▶ [SELECTED EXTRACT]:
□ □ □ □ □ □ □

The home price index for the Atlanta metro has now been flat (actually down a tiny bit) for three months in a row, in line with prior seasonal declines, but is still up 5.2% year-over-year and 2.6% above the peak of Housing Bubble 1 in July 2007. From that peak, the index plunged 37%. It’s now up 70% since February 2012:

Portland:

The Case-Shiller index for Portland was flat in November, and has now been flat or slightly down for five months in a row, and for now still in the range of normal seasonal patterns. The index is up 6.9% year-over-year and has skyrocketed 73% in five years. It’s 20% above the crazy peak of Housing Bubble 1 and has ballooned 123% since 2000:

San Francisco Bay Area:

The index for “San Francisco” covers the county of San Francisco plus four other Bay Area counties — Alameda, Contra Costa, Marin, and San Mateo (the northern part of Silicon Valley). It jumped 1.4% for the month, after jumping 1.2% in the prior month. It’s up 9.1% year-over-year, up 31.3% from the insane peak of Housing Bubble 1, and up 85% from the end of Housing Bust 1. The index has surged 151% since 2000:

Los Angeles:

Home prices in the Los Angeles metro, as tracked by the index, rose 0.7% for the month, and 7.0% year-over-year. LA’s Housing Bubble 1 was in a category of its own in its steepness on both sides, with home prices skyrocketing 174% from January 2000 to July 2006, before collapsing and surrendering much of the gains. The index has skyrocketed since Housing Bust 1 and is now within a smidgen of the prior insane peak:

New York City Condos:

Case-Shiller has a special index for New York City’s condo because this is such a vast market. And this index rose another notch in November and is up 4.4% year-over-year. The index soared 131% from 2000 to February 2006 during Housing Bubble 1, barely deflated during the bust before QE unleashed money from around the world which then re-floated Wall Street more than anything else. The index is 18% above the peak of Condo Bubble 1 and has nearly tripled over the past 17 years:

This is asset-price inflation at work — now that “homes” have become a global asset class. These homes didn’t get 50% bigger or 50% nicer over the past few years. Instead the purchasing power of the dollar with regards to these assets has been purposefully demolished by the Fed’s monetary policies that resulted in practically no wage inflation, moderate consumer price inflation, but massive asset-price inflation. Asset-price inflation without corresponding wage inflation means that the value of labor (wages earned) with regards to homes and other assets has been crushed — a phenomenon now hypocritically called the “affordability crisis” in many big urban areas in the US.

□ □ □ □ □ □ □

(Entries from a collection)
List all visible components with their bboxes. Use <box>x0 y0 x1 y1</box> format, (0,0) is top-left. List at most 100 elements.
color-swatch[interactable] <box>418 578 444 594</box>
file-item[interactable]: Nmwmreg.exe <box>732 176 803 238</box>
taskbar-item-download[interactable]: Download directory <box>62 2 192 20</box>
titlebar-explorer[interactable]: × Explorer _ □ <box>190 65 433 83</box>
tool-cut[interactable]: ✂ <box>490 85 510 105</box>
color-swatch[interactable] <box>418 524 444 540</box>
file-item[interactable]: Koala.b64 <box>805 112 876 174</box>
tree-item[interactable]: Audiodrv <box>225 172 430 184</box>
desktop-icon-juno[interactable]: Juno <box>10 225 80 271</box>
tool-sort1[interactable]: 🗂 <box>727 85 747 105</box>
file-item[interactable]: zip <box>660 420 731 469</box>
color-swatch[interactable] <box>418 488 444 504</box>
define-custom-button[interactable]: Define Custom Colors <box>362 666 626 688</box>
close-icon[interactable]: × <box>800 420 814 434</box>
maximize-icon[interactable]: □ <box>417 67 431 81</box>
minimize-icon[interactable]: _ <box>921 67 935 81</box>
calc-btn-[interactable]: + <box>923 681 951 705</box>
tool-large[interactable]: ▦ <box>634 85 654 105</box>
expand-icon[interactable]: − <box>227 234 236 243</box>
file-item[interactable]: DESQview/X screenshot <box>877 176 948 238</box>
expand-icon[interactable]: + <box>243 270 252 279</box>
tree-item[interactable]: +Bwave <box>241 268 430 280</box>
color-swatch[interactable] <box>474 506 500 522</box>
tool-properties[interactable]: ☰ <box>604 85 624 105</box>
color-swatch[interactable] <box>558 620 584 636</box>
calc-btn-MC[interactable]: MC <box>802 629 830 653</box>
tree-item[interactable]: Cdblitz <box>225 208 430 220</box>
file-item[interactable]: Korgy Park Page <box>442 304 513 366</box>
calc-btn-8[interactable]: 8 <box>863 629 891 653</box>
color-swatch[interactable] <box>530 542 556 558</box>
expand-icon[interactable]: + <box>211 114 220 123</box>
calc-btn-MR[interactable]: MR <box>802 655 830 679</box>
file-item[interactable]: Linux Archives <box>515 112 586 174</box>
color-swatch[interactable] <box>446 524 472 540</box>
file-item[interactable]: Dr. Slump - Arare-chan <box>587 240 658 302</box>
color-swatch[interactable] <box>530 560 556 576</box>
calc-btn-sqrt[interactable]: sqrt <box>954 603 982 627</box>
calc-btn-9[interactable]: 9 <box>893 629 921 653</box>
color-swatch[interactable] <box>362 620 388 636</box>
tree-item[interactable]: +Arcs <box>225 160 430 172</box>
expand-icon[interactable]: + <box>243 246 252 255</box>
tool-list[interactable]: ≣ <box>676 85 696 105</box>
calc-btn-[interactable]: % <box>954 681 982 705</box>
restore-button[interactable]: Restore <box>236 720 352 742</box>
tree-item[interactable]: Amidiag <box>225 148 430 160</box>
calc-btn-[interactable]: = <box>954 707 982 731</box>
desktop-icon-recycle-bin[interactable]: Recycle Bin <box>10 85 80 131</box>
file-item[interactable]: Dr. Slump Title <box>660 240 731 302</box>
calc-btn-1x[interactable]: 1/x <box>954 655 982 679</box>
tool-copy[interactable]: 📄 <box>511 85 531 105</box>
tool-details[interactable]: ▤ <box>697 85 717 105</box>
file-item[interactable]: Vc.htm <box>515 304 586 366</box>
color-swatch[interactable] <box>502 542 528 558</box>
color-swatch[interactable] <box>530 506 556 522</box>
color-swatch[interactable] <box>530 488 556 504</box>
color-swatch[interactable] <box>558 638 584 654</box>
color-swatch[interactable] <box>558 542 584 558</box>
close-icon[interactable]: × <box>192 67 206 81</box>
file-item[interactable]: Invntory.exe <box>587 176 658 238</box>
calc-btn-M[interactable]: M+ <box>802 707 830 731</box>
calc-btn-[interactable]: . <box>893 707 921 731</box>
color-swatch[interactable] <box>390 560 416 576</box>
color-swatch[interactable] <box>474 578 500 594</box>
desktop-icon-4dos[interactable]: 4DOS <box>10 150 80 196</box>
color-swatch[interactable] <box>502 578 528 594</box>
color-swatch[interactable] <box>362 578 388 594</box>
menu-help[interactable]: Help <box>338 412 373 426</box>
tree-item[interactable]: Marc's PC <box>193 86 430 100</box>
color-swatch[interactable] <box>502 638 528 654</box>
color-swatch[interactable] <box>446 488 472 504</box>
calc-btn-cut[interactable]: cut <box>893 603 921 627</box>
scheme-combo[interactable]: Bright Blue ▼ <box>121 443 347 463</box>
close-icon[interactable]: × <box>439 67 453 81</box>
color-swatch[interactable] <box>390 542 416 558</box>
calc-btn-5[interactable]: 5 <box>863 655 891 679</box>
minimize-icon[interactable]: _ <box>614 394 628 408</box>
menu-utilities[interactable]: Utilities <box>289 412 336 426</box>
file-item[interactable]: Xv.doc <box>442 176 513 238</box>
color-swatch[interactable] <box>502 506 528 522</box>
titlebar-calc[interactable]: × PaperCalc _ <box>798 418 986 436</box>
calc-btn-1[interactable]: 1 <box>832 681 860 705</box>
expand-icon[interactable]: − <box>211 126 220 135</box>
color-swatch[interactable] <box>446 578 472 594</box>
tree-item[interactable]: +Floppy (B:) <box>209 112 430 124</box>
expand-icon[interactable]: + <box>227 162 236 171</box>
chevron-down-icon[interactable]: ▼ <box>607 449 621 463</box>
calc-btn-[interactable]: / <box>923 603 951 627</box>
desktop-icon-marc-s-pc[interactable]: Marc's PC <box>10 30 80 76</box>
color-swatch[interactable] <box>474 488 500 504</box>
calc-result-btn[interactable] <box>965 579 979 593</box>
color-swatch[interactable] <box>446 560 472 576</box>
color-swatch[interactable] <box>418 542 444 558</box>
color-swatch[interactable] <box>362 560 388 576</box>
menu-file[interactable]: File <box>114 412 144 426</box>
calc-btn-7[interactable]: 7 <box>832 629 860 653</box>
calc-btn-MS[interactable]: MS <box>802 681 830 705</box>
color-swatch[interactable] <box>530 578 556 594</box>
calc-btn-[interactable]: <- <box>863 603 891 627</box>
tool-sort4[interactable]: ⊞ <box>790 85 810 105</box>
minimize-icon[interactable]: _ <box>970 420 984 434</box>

□ □ □ □ □ □ □

▶ [REQUEST 1]:
Using the home price report, decide whether each statement below agrees with it: (a) the Portland index was flat in November; (b) the San Francisco index covers six Bay Area counties; (c) the New York City condo index fell in November. Answer yes or no for each and quote the deciding words of the report.
▶ [REQUEST 2]:
Print the stretch of the home price report from "This is asset-price" through "areas in the US.".

▶ [COMPLETE ANSWER 1]:
(a) Yes: "The Case-Shiller index for Portland was flat in November"
(b) No: "covers the county of San Francisco plus four other Bay Area counties"
(c) No: "this index rose another notch in November"

▶ [COMPLETE ANSWER 2]:
This is asset-price inflation at work — now that “homes” have become a global asset class. These homes didn’t get 50% bigger or 50% nicer over the past few years. Instead the purchasing power of the dollar with regards to these assets has been purposefully demolished by the Fed’s monetary policies that resulted in practically no wage inflation, moderate consumer price inflation, but massive asset-price inflation. Asset-price inflation without corresponding wage inflation means that the value of labor (wages earned) with regards to homes and other assets has been crushed — a phenomenon now hypocritically called the “affordability crisis” in many big urban areas in the US.